Short task —
Send each entry back exactly as given, pictures excluded.

Extracted material —
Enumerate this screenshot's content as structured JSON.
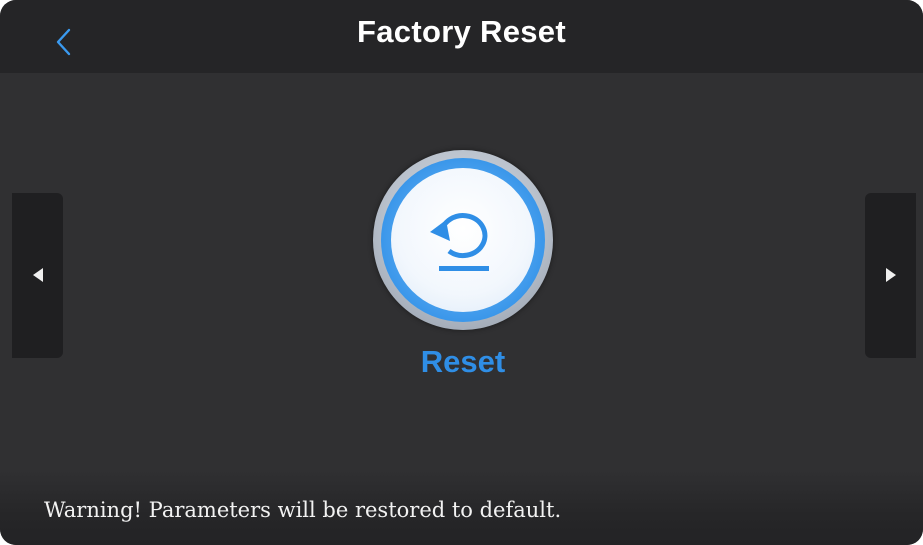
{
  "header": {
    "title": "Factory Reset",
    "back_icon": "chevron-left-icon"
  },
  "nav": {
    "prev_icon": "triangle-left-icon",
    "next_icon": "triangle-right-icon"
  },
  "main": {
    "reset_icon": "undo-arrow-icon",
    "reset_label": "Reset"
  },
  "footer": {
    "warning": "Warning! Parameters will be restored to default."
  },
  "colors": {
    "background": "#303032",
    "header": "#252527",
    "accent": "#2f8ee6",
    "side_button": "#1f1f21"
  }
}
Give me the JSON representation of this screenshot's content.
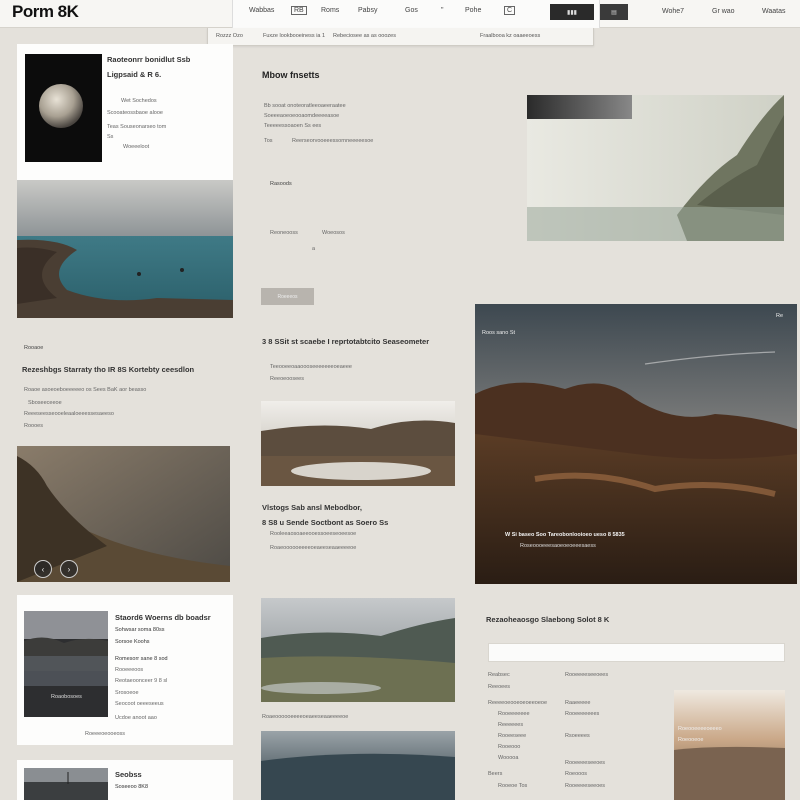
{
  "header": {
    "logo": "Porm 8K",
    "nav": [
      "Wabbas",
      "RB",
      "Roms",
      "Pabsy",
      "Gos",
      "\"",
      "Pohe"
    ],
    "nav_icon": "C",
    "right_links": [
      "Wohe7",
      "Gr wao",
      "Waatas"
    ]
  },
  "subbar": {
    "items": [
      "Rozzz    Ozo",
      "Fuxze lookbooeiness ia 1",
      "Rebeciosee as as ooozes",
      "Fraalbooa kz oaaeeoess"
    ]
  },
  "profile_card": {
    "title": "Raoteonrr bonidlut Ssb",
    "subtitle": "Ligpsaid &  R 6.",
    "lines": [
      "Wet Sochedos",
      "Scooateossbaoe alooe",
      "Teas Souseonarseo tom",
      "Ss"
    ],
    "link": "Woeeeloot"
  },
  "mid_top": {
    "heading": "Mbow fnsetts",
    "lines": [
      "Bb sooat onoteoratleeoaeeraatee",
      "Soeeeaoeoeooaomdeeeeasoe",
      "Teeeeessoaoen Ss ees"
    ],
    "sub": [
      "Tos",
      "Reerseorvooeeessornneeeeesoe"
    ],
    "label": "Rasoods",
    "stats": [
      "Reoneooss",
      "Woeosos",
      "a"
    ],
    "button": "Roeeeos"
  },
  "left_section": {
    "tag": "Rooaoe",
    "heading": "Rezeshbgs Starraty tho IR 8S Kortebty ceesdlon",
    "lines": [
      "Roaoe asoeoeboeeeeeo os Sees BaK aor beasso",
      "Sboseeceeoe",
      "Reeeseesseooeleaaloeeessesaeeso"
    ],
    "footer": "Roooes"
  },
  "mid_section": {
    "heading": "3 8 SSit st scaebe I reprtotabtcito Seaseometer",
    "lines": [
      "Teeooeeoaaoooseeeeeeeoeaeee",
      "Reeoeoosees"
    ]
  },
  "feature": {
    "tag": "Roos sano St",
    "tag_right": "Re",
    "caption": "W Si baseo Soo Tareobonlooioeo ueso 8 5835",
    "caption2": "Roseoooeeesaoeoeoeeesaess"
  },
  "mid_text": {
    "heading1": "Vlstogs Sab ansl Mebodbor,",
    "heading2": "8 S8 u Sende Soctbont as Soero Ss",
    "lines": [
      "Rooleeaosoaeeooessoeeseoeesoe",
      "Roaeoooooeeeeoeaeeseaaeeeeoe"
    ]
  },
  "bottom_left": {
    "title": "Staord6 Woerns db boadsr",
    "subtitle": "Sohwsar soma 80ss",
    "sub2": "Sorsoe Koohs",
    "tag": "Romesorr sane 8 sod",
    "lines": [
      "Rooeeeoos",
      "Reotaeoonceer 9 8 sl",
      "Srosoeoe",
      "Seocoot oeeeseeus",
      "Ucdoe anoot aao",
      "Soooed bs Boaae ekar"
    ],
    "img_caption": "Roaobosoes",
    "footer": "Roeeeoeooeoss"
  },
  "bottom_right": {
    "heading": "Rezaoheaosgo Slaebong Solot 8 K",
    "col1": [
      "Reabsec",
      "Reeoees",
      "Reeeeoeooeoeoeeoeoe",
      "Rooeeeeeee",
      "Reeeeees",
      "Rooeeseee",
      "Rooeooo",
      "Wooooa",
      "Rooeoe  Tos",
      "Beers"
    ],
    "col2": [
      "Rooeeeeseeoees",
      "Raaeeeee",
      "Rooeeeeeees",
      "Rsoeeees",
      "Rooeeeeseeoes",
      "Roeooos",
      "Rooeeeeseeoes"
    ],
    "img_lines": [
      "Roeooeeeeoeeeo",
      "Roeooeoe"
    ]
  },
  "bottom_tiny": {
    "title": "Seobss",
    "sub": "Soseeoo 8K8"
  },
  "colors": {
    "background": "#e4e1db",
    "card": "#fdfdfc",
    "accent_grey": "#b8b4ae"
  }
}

Response —
Enumerate this screenshot's content as structured JSON.
{
  "header": {
    "title": "Factory Reset",
    "back_icon": "chevron-left-icon"
  },
  "nav": {
    "prev_icon": "triangle-left-icon",
    "next_icon": "triangle-right-icon"
  },
  "main": {
    "reset_icon": "undo-arrow-icon",
    "reset_label": "Reset"
  },
  "footer": {
    "warning": "Warning! Parameters will be restored to default."
  },
  "colors": {
    "background": "#303032",
    "header": "#252527",
    "accent": "#2f8ee6",
    "side_button": "#1f1f21"
  }
}
Give me the JSON representation of this screenshot's content.
{
  "header": {
    "logo": "Porm 8K",
    "nav": [
      "Wabbas",
      "RB",
      "Roms",
      "Pabsy",
      "Gos",
      "\"",
      "Pohe"
    ],
    "nav_icon": "C",
    "right_links": [
      "Wohe7",
      "Gr wao",
      "Waatas"
    ]
  },
  "subbar": {
    "items": [
      "Rozzz    Ozo",
      "Fuxze lookbooeiness ia 1",
      "Rebeciosee as as ooozes",
      "Fraalbooa kz oaaeeoess"
    ]
  },
  "profile_card": {
    "title": "Raoteonrr bonidlut Ssb",
    "subtitle": "Ligpsaid &  R 6.",
    "lines": [
      "Wet Sochedos",
      "Scooateossbaoe alooe",
      "Teas Souseonarseo tom",
      "Ss"
    ],
    "link": "Woeeeloot"
  },
  "mid_top": {
    "heading": "Mbow fnsetts",
    "lines": [
      "Bb sooat onoteoratleeoaeeraatee",
      "Soeeeaoeoeooaomdeeeeasoe",
      "Teeeeessoaoen Ss ees"
    ],
    "sub": [
      "Tos",
      "Reerseorvooeeessornneeeeesoe"
    ],
    "label": "Rasoods",
    "stats": [
      "Reoneooss",
      "Woeosos",
      "a"
    ],
    "button": "Roeeeos"
  },
  "left_section": {
    "tag": "Rooaoe",
    "heading": "Rezeshbgs Starraty tho IR 8S Kortebty ceesdlon",
    "lines": [
      "Roaoe asoeoeboeeeeeo os Sees BaK aor beasso",
      "Sboseeceeoe",
      "Reeeseesseooeleaaloeeessesaeeso"
    ],
    "footer": "Roooes"
  },
  "mid_section": {
    "heading": "3 8 SSit st scaebe I reprtotabtcito Seaseometer",
    "lines": [
      "Teeooeeoaaoooseeeeeeeoeaeee",
      "Reeoeoosees"
    ]
  },
  "feature": {
    "tag": "Roos sano St",
    "tag_right": "Re",
    "caption": "W Si baseo Soo Tareobonlooioeo ueso 8 5835",
    "caption2": "Roseoooeeesaoeoeoeeesaess"
  },
  "mid_text": {
    "heading1": "Vlstogs Sab ansl Mebodbor,",
    "heading2": "8 S8 u Sende Soctbont as Soero Ss",
    "lines": [
      "Rooleeaosoaeeooessoeeseoeesoe",
      "Roaeoooooeeeeoeaeeseaaeeeeoe"
    ]
  },
  "bottom_left": {
    "title": "Staord6 Woerns db boadsr",
    "subtitle": "Sohwsar soma 80ss",
    "sub2": "Sorsoe Koohs",
    "tag": "Romesorr sane 8 sod",
    "lines": [
      "Rooeeeoos",
      "Reotaeoonceer 9 8 sl",
      "Srosoeoe",
      "Seocoot oeeeseeus",
      "Ucdoe anoot aao",
      "Soooed bs Boaae ekar"
    ],
    "img_caption": "Roaobosoes",
    "footer": "Roeeeoeooeoss"
  },
  "bottom_right": {
    "heading": "Rezaoheaosgo Slaebong Solot 8 K",
    "col1": [
      "Reabsec",
      "Reeoees",
      "Reeeeoeooeoeoeeoeoe",
      "Rooeeeeeee",
      "Reeeeees",
      "Rooeeseee",
      "Rooeooo",
      "Wooooa",
      "Rooeoe  Tos",
      "Beers"
    ],
    "col2": [
      "Rooeeeeseeoees",
      "Raaeeeee",
      "Rooeeeeeees",
      "Rsoeeees",
      "Rooeeeeseeoes",
      "Roeooos",
      "Rooeeeeseeoes"
    ],
    "img_lines": [
      "Roeooeeeeoeeeo",
      "Roeooeoe"
    ]
  },
  "bottom_tiny": {
    "title": "Seobss",
    "sub": "Soseeoo 8K8"
  },
  "colors": {
    "background": "#e4e1db",
    "card": "#fdfdfc",
    "accent_grey": "#b8b4ae"
  }
}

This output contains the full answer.